= WHAT NEEDS TO BE DONE =
Without including any images, repeat the data exactly.

(Records)

** Begin **

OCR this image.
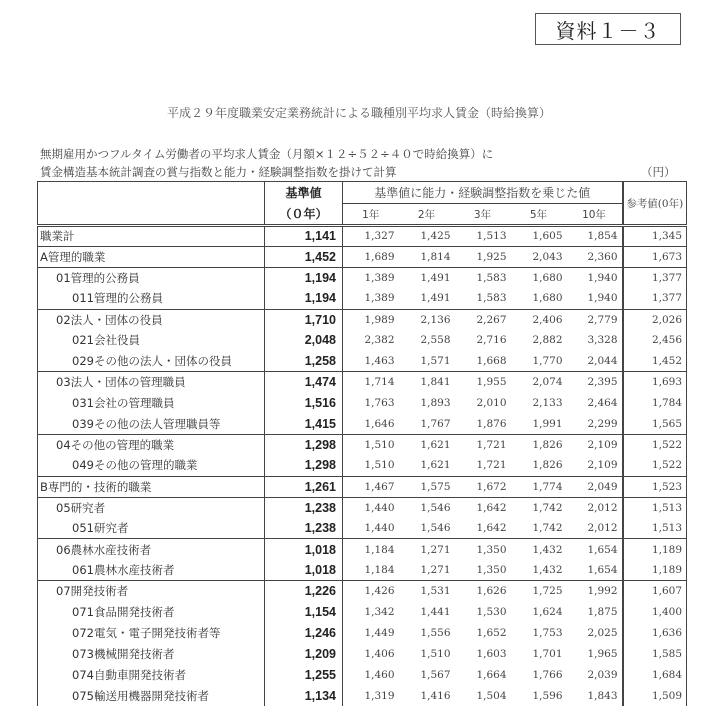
資料１－３
平成２９年度職業安定業務統計による職種別平均求人賃金（時給換算）
無期雇用かつフルタイム労働者の平均求人賃金（月額×１２÷５２÷４０で時給換算）に
賃金構造基本統計調査の賞与指数と能力・経験調整指数を掛けて計算	（円）
	基準値	基準値に能力・経験調整指数を乗じた値					参考値(0年)
	（０年）	1年	2年	3年	5年	10年	
職業計	1,141	1,327	1,425	1,513	1,605	1,854	1,345
A管理的職業	1,452	1,689	1,814	1,925	2,043	2,360	1,673
01管理的公務員	1,194	1,389	1,491	1,583	1,680	1,940	1,377
011管理的公務員	1,194	1,389	1,491	1,583	1,680	1,940	1,377
02法人・団体の役員	1,710	1,989	2,136	2,267	2,406	2,779	2,026
021会社役員	2,048	2,382	2,558	2,716	2,882	3,328	2,456
029その他の法人・団体の役員	1,258	1,463	1,571	1,668	1,770	2,044	1,452
03法人・団体の管理職員	1,474	1,714	1,841	1,955	2,074	2,395	1,693
031会社の管理職員	1,516	1,763	1,893	2,010	2,133	2,464	1,784
039その他の法人管理職員等	1,415	1,646	1,767	1,876	1,991	2,299	1,565
04その他の管理的職業	1,298	1,510	1,621	1,721	1,826	2,109	1,522
049その他の管理的職業	1,298	1,510	1,621	1,721	1,826	2,109	1,522
B専門的・技術的職業	1,261	1,467	1,575	1,672	1,774	2,049	1,523
05研究者	1,238	1,440	1,546	1,642	1,742	2,012	1,513
051研究者	1,238	1,440	1,546	1,642	1,742	2,012	1,513
06農林水産技術者	1,018	1,184	1,271	1,350	1,432	1,654	1,189
061農林水産技術者	1,018	1,184	1,271	1,350	1,432	1,654	1,189
07開発技術者	1,226	1,426	1,531	1,626	1,725	1,992	1,607
071食品開発技術者	1,154	1,342	1,441	1,530	1,624	1,875	1,400
072電気・電子開発技術者等	1,246	1,449	1,556	1,652	1,753	2,025	1,636
073機械開発技術者	1,209	1,406	1,510	1,603	1,701	1,965	1,585
074自動車開発技術者	1,255	1,460	1,567	1,664	1,766	2,039	1,684
075輸送用機器開発技術者	1,134	1,319	1,416	1,504	1,596	1,843	1,509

** End **

= SOLUTION TO THIS EXERCISE =
OCR this image.
資料１－３
平成２９年度職業安定業務統計による職種別平均求人賃金（時給換算）
無期雇用かつフルタイム労働者の平均求人賃金（月額×１２÷５２÷４０で時給換算）に
賃金構造基本統計調査の賞与指数と能力・経験調整指数を掛けて計算	（円）
	基準値	基準値に能力・経験調整指数を乗じた値					参考値(0年)
	（０年）	1年	2年	3年	5年	10年	
職業計	1,141	1,327	1,425	1,513	1,605	1,854	1,345
A管理的職業	1,452	1,689	1,814	1,925	2,043	2,360	1,673
01管理的公務員	1,194	1,389	1,491	1,583	1,680	1,940	1,377
011管理的公務員	1,194	1,389	1,491	1,583	1,680	1,940	1,377
02法人・団体の役員	1,710	1,989	2,136	2,267	2,406	2,779	2,026
021会社役員	2,048	2,382	2,558	2,716	2,882	3,328	2,456
029その他の法人・団体の役員	1,258	1,463	1,571	1,668	1,770	2,044	1,452
03法人・団体の管理職員	1,474	1,714	1,841	1,955	2,074	2,395	1,693
031会社の管理職員	1,516	1,763	1,893	2,010	2,133	2,464	1,784
039その他の法人管理職員等	1,415	1,646	1,767	1,876	1,991	2,299	1,565
04その他の管理的職業	1,298	1,510	1,621	1,721	1,826	2,109	1,522
049その他の管理的職業	1,298	1,510	1,621	1,721	1,826	2,109	1,522
B専門的・技術的職業	1,261	1,467	1,575	1,672	1,774	2,049	1,523
05研究者	1,238	1,440	1,546	1,642	1,742	2,012	1,513
051研究者	1,238	1,440	1,546	1,642	1,742	2,012	1,513
06農林水産技術者	1,018	1,184	1,271	1,350	1,432	1,654	1,189
061農林水産技術者	1,018	1,184	1,271	1,350	1,432	1,654	1,189
07開発技術者	1,226	1,426	1,531	1,626	1,725	1,992	1,607
071食品開発技術者	1,154	1,342	1,441	1,530	1,624	1,875	1,400
072電気・電子開発技術者等	1,246	1,449	1,556	1,652	1,753	2,025	1,636
073機械開発技術者	1,209	1,406	1,510	1,603	1,701	1,965	1,585
074自動車開発技術者	1,255	1,460	1,567	1,664	1,766	2,039	1,684
075輸送用機器開発技術者	1,134	1,319	1,416	1,504	1,596	1,843	1,509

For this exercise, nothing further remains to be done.